TASK DETAILS —
Write out exactly the lines below that run from the line containing "Read out every word on this page." through the last line of the records.

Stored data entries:
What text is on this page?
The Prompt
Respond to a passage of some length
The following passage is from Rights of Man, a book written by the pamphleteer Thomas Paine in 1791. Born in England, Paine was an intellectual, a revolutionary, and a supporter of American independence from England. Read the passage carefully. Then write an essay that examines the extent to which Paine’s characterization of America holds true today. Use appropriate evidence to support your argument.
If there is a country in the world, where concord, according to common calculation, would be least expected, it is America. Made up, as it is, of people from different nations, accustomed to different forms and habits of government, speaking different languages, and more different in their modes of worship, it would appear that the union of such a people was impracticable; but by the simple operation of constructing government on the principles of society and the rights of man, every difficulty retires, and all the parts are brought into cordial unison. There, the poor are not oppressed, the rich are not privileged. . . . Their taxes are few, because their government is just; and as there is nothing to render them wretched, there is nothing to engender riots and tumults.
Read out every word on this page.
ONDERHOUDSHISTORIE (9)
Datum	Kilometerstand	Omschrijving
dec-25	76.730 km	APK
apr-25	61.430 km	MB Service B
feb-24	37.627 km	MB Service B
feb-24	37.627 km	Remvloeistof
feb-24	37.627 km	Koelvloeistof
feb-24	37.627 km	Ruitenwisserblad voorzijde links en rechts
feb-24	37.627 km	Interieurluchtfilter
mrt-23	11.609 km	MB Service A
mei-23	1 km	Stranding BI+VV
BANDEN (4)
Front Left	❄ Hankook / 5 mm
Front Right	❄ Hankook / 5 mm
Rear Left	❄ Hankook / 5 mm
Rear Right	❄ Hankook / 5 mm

TASK OUTPUT —
Read out every word on this page.
ONDERHOUDSHISTORIE (9)
Datum	Kilometerstand	Omschrijving
dec-25	76.730 km	APK
apr-25	61.430 km	MB Service B
feb-24	37.627 km	MB Service B
feb-24	37.627 km	Remvloeistof
feb-24	37.627 km	Koelvloeistof
feb-24	37.627 km	Ruitenwisserblad voorzijde links en rechts
feb-24	37.627 km	Interieurluchtfilter
mrt-23	11.609 km	MB Service A
mei-23	1 km	Stranding BI+VV
BANDEN (4)
Front Left	❄ Hankook / 5 mm
Front Right	❄ Hankook / 5 mm
Rear Left	❄ Hankook / 5 mm
Rear Right	❄ Hankook / 5 mm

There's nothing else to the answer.